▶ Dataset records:
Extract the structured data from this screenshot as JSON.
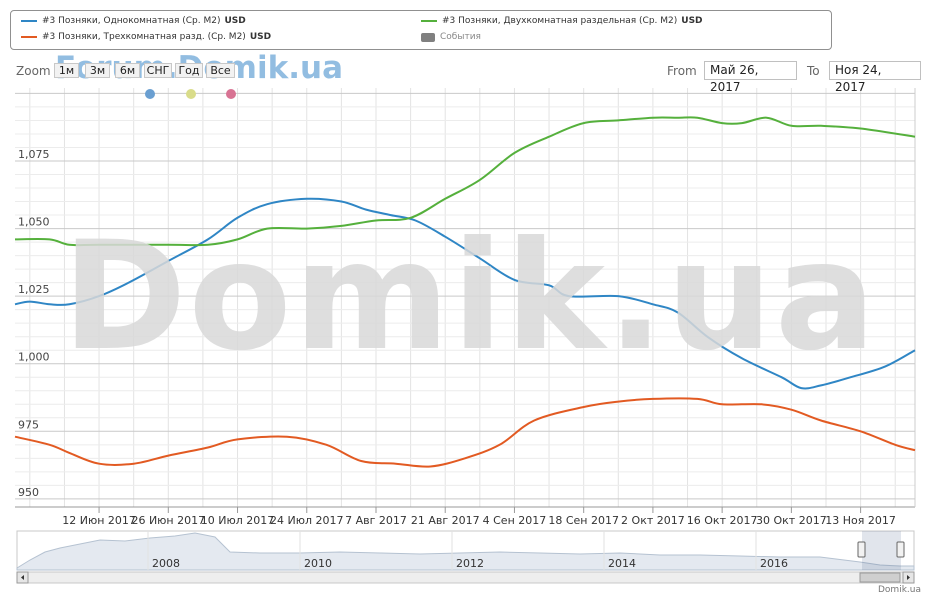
{
  "legend": {
    "items": [
      {
        "label": "#3 Позняки, Однокомнатная (Ср. М2)",
        "unit": "USD",
        "color": "#2f86c5"
      },
      {
        "label": "#3 Позняки, Двухкомнатная раздельная (Ср. М2)",
        "unit": "USD",
        "color": "#55b03c"
      },
      {
        "label": "#3 Позняки, Трехкомнатная разд. (Ср. М2)",
        "unit": "USD",
        "color": "#e25a22"
      }
    ],
    "events_label": "События"
  },
  "zoom": {
    "label": "Zoom",
    "buttons": [
      "1м",
      "3м",
      "6м",
      "СНГ",
      "Год",
      "Все"
    ]
  },
  "range": {
    "from_label": "From",
    "from_value": "Май 26, 2017",
    "to_label": "To",
    "to_value": "Ноя 24, 2017"
  },
  "watermarks": {
    "top": "Forum.Domik.ua",
    "center": "Domik.ua"
  },
  "credit": "Domik.ua",
  "navigator": {
    "year_labels": [
      "2008",
      "2010",
      "2012",
      "2014",
      "2016"
    ]
  },
  "colors": {
    "series_blue": "#2f86c5",
    "series_green": "#55b03c",
    "series_orange": "#e25a22",
    "dot_yellow": "#d9dc8a",
    "dot_pink": "#d87393"
  },
  "chart_data": {
    "type": "line",
    "x_tick_labels": [
      "12 Июн 2017",
      "26 Июн 2017",
      "10 Июл 2017",
      "24 Июл 2017",
      "7 Авг 2017",
      "21 Авг 2017",
      "4 Сен 2017",
      "18 Сен 2017",
      "2 Окт 2017",
      "16 Окт 2017",
      "30 Окт 2017",
      "13 Ноя 2017"
    ],
    "y_tick_labels": [
      "950",
      "975",
      "1,000",
      "1,025",
      "1,050",
      "1,075"
    ],
    "ylim": [
      947,
      1102
    ],
    "xlim": [
      "2017-05-26",
      "2017-11-24"
    ],
    "series": [
      {
        "name": "#3 Позняки, Однокомнатная (Ср. М2)",
        "color": "#2f86c5",
        "points": [
          [
            "2017-05-26",
            1022
          ],
          [
            "2017-05-29",
            1023
          ],
          [
            "2017-06-02",
            1022
          ],
          [
            "2017-06-06",
            1022
          ],
          [
            "2017-06-12",
            1025
          ],
          [
            "2017-06-18",
            1030
          ],
          [
            "2017-06-26",
            1038
          ],
          [
            "2017-07-04",
            1046
          ],
          [
            "2017-07-10",
            1054
          ],
          [
            "2017-07-16",
            1059
          ],
          [
            "2017-07-24",
            1061
          ],
          [
            "2017-07-31",
            1060
          ],
          [
            "2017-08-05",
            1057
          ],
          [
            "2017-08-10",
            1055
          ],
          [
            "2017-08-15",
            1053
          ],
          [
            "2017-08-21",
            1047
          ],
          [
            "2017-08-28",
            1039
          ],
          [
            "2017-09-04",
            1031
          ],
          [
            "2017-09-11",
            1029
          ],
          [
            "2017-09-15",
            1025
          ],
          [
            "2017-09-25",
            1025
          ],
          [
            "2017-10-02",
            1022
          ],
          [
            "2017-10-07",
            1019
          ],
          [
            "2017-10-13",
            1010
          ],
          [
            "2017-10-20",
            1002
          ],
          [
            "2017-10-28",
            995
          ],
          [
            "2017-11-01",
            991
          ],
          [
            "2017-11-05",
            992
          ],
          [
            "2017-11-11",
            995
          ],
          [
            "2017-11-18",
            999
          ],
          [
            "2017-11-24",
            1005
          ]
        ]
      },
      {
        "name": "#3 Позняки, Двухкомнатная раздельная (Ср. М2)",
        "color": "#55b03c",
        "points": [
          [
            "2017-05-26",
            1046
          ],
          [
            "2017-06-02",
            1046
          ],
          [
            "2017-06-06",
            1044
          ],
          [
            "2017-06-12",
            1044
          ],
          [
            "2017-06-26",
            1044
          ],
          [
            "2017-07-04",
            1044
          ],
          [
            "2017-07-10",
            1046
          ],
          [
            "2017-07-16",
            1050
          ],
          [
            "2017-07-24",
            1050
          ],
          [
            "2017-07-31",
            1051
          ],
          [
            "2017-08-07",
            1053
          ],
          [
            "2017-08-14",
            1054
          ],
          [
            "2017-08-21",
            1061
          ],
          [
            "2017-08-28",
            1068
          ],
          [
            "2017-09-04",
            1078
          ],
          [
            "2017-09-11",
            1084
          ],
          [
            "2017-09-18",
            1089
          ],
          [
            "2017-09-25",
            1090
          ],
          [
            "2017-10-02",
            1091
          ],
          [
            "2017-10-07",
            1091
          ],
          [
            "2017-10-11",
            1091
          ],
          [
            "2017-10-16",
            1089
          ],
          [
            "2017-10-20",
            1089
          ],
          [
            "2017-10-25",
            1091
          ],
          [
            "2017-10-30",
            1088
          ],
          [
            "2017-11-05",
            1088
          ],
          [
            "2017-11-13",
            1087
          ],
          [
            "2017-11-24",
            1084
          ]
        ]
      },
      {
        "name": "#3 Позняки, Трехкомнатная разд. (Ср. М2)",
        "color": "#e25a22",
        "points": [
          [
            "2017-05-26",
            973
          ],
          [
            "2017-06-02",
            970
          ],
          [
            "2017-06-06",
            967
          ],
          [
            "2017-06-12",
            963
          ],
          [
            "2017-06-19",
            963
          ],
          [
            "2017-06-26",
            966
          ],
          [
            "2017-07-04",
            969
          ],
          [
            "2017-07-10",
            972
          ],
          [
            "2017-07-20",
            973
          ],
          [
            "2017-07-28",
            970
          ],
          [
            "2017-08-04",
            964
          ],
          [
            "2017-08-11",
            963
          ],
          [
            "2017-08-18",
            962
          ],
          [
            "2017-08-25",
            965
          ],
          [
            "2017-09-01",
            970
          ],
          [
            "2017-09-08",
            979
          ],
          [
            "2017-09-18",
            984
          ],
          [
            "2017-09-25",
            986
          ],
          [
            "2017-10-02",
            987
          ],
          [
            "2017-10-11",
            987
          ],
          [
            "2017-10-16",
            985
          ],
          [
            "2017-10-24",
            985
          ],
          [
            "2017-10-30",
            983
          ],
          [
            "2017-11-05",
            979
          ],
          [
            "2017-11-13",
            975
          ],
          [
            "2017-11-20",
            970
          ],
          [
            "2017-11-24",
            968
          ]
        ]
      }
    ],
    "grid": true
  }
}
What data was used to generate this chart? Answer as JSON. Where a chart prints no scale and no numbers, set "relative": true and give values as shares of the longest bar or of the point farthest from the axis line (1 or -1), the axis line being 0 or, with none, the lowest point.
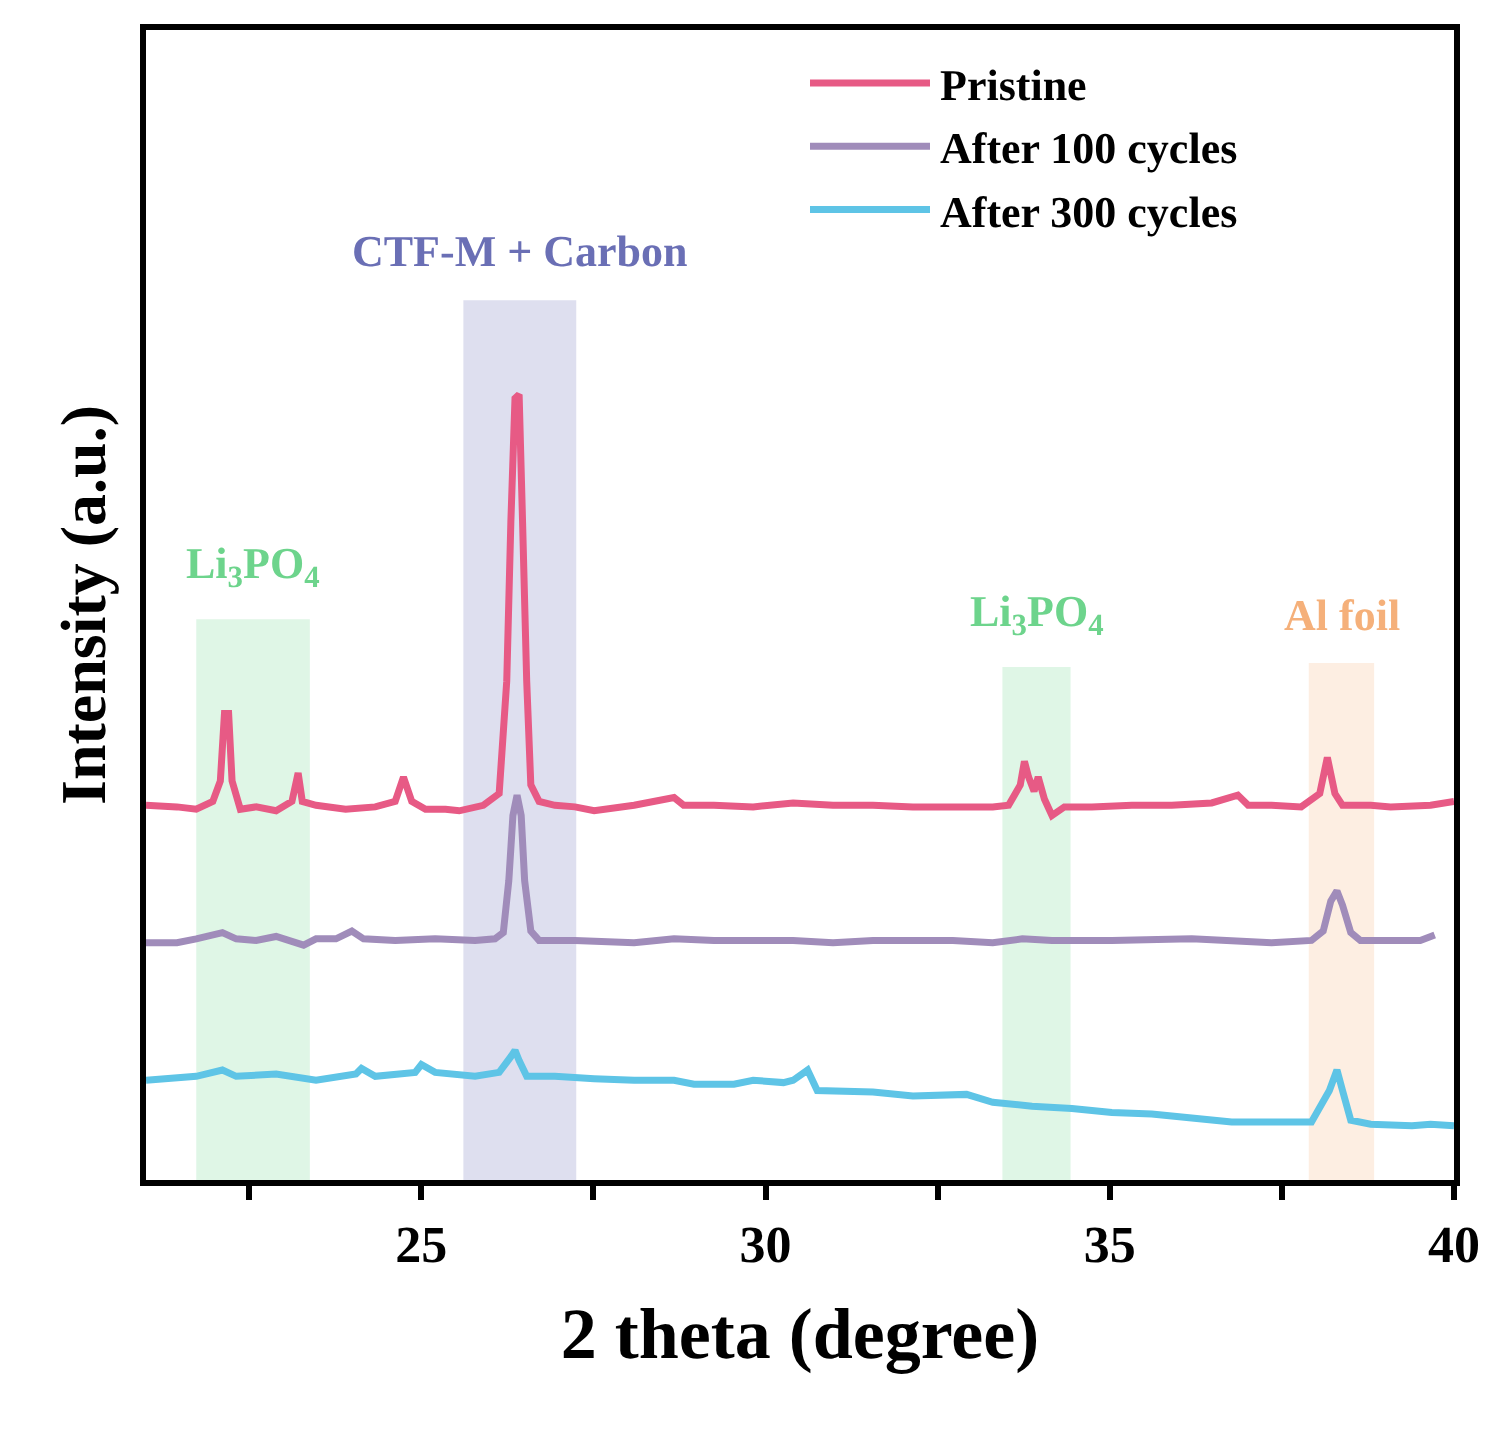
{
  "chart_data": {
    "type": "line",
    "relative": true,
    "xlabel": "2 theta (degree)",
    "ylabel": "Intensity (a.u.)",
    "xlim": [
      21,
      40
    ],
    "xticks": [
      {
        "value": 22.5,
        "label": null
      },
      25,
      {
        "value": 27.5,
        "label": null
      },
      30,
      {
        "value": 32.5,
        "label": null
      },
      35,
      {
        "value": 37.5,
        "label": null
      },
      40
    ],
    "tick_labels": "x",
    "grid": false,
    "legend": "top right",
    "marker": "none",
    "line_style": "solid",
    "series": [
      {
        "name": "Pristine",
        "color": "#e75a85",
        "x": [
          21.0,
          21.45,
          21.73,
          21.97,
          22.08,
          22.14,
          22.2,
          22.25,
          22.37,
          22.6,
          22.89,
          23.12,
          23.21,
          23.27,
          23.47,
          23.9,
          24.33,
          24.62,
          24.74,
          24.86,
          25.06,
          25.35,
          25.55,
          25.9,
          26.13,
          26.24,
          26.3,
          26.36,
          26.42,
          26.47,
          26.53,
          26.59,
          26.71,
          26.94,
          27.23,
          27.51,
          28.09,
          28.67,
          28.81,
          29.25,
          29.82,
          30.4,
          30.98,
          31.56,
          32.14,
          32.72,
          33.3,
          33.53,
          33.7,
          33.76,
          33.82,
          33.9,
          33.96,
          34.05,
          34.16,
          34.34,
          34.74,
          35.32,
          35.9,
          36.48,
          36.86,
          37.01,
          37.35,
          37.78,
          38.05,
          38.16,
          38.27,
          38.38,
          38.79,
          39.08,
          39.66,
          40.0
        ],
        "values": [
          0.477,
          0.475,
          0.472,
          0.482,
          0.508,
          0.594,
          0.594,
          0.508,
          0.472,
          0.475,
          0.47,
          0.482,
          0.518,
          0.482,
          0.477,
          0.472,
          0.475,
          0.482,
          0.513,
          0.482,
          0.472,
          0.472,
          0.47,
          0.477,
          0.492,
          0.635,
          0.838,
          0.995,
          1.0,
          0.838,
          0.635,
          0.503,
          0.482,
          0.477,
          0.475,
          0.47,
          0.477,
          0.487,
          0.477,
          0.477,
          0.475,
          0.48,
          0.477,
          0.477,
          0.475,
          0.475,
          0.475,
          0.477,
          0.503,
          0.533,
          0.513,
          0.495,
          0.513,
          0.485,
          0.464,
          0.475,
          0.475,
          0.477,
          0.477,
          0.48,
          0.49,
          0.477,
          0.477,
          0.475,
          0.492,
          0.538,
          0.492,
          0.477,
          0.477,
          0.475,
          0.477,
          0.482
        ]
      },
      {
        "name": "After 100 cycles",
        "color": "#a08cba",
        "x": [
          21.0,
          21.45,
          21.73,
          22.11,
          22.31,
          22.6,
          22.89,
          23.29,
          23.47,
          23.76,
          23.99,
          24.16,
          24.62,
          25.2,
          25.78,
          26.07,
          26.19,
          26.27,
          26.33,
          26.39,
          26.45,
          26.5,
          26.59,
          26.71,
          27.23,
          28.09,
          28.67,
          29.25,
          29.82,
          30.4,
          30.98,
          31.56,
          32.14,
          32.72,
          33.3,
          33.73,
          34.16,
          35.03,
          36.19,
          37.35,
          37.93,
          38.1,
          38.21,
          38.3,
          38.38,
          38.5,
          38.64,
          39.08,
          39.51,
          39.72
        ],
        "values": [
          0.302,
          0.302,
          0.307,
          0.315,
          0.307,
          0.305,
          0.31,
          0.299,
          0.307,
          0.307,
          0.317,
          0.307,
          0.305,
          0.307,
          0.305,
          0.307,
          0.315,
          0.381,
          0.464,
          0.49,
          0.464,
          0.381,
          0.317,
          0.305,
          0.305,
          0.302,
          0.307,
          0.305,
          0.305,
          0.305,
          0.302,
          0.305,
          0.305,
          0.305,
          0.302,
          0.307,
          0.305,
          0.305,
          0.307,
          0.302,
          0.305,
          0.317,
          0.355,
          0.368,
          0.35,
          0.315,
          0.305,
          0.305,
          0.305,
          0.312
        ]
      },
      {
        "name": "After 300 cycles",
        "color": "#5ec4e6",
        "x": [
          21.0,
          21.73,
          22.11,
          22.31,
          22.89,
          23.47,
          24.05,
          24.13,
          24.33,
          24.91,
          25.0,
          25.2,
          25.78,
          26.13,
          26.3,
          26.36,
          26.42,
          26.53,
          26.94,
          27.51,
          28.09,
          28.67,
          28.96,
          29.54,
          29.82,
          30.26,
          30.4,
          30.61,
          30.75,
          31.56,
          32.14,
          32.92,
          33.3,
          33.87,
          34.45,
          35.03,
          35.61,
          36.19,
          36.77,
          37.35,
          37.93,
          38.19,
          38.3,
          38.38,
          38.5,
          38.79,
          39.39,
          39.66,
          40.0
        ],
        "values": [
          0.127,
          0.132,
          0.14,
          0.132,
          0.135,
          0.127,
          0.135,
          0.142,
          0.132,
          0.137,
          0.147,
          0.137,
          0.132,
          0.137,
          0.157,
          0.165,
          0.152,
          0.132,
          0.132,
          0.129,
          0.127,
          0.127,
          0.122,
          0.122,
          0.127,
          0.124,
          0.127,
          0.14,
          0.114,
          0.112,
          0.107,
          0.109,
          0.099,
          0.094,
          0.091,
          0.086,
          0.084,
          0.079,
          0.074,
          0.074,
          0.074,
          0.114,
          0.14,
          0.114,
          0.076,
          0.071,
          0.069,
          0.071,
          0.069
        ]
      }
    ],
    "bands": [
      {
        "axis": "x",
        "from": 21.73,
        "to": 23.38,
        "label": "Li$_{3}$PO$_{4}$",
        "color": "#6dd48c"
      },
      {
        "axis": "x",
        "from": 25.61,
        "to": 27.25,
        "label": "CTF-M + Carbon",
        "color": "#6a6fb5"
      },
      {
        "axis": "x",
        "from": 33.44,
        "to": 34.43,
        "label": "Li$_{3}$PO$_{4}$",
        "color": "#6dd48c"
      },
      {
        "axis": "x",
        "from": 37.89,
        "to": 38.84,
        "label": "Al foil",
        "color": "#f5b07a"
      }
    ]
  }
}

▶ Task directions: From the entries above, extract every line where the word "Трехкомнатная" appears.

▶ Task answer:
        "label": "#3 Позняки, Трехкомнатная разд. (Ср. М2)",
        "name": "#3 Позняки, Трехкомнатная разд. (Ср. М2)",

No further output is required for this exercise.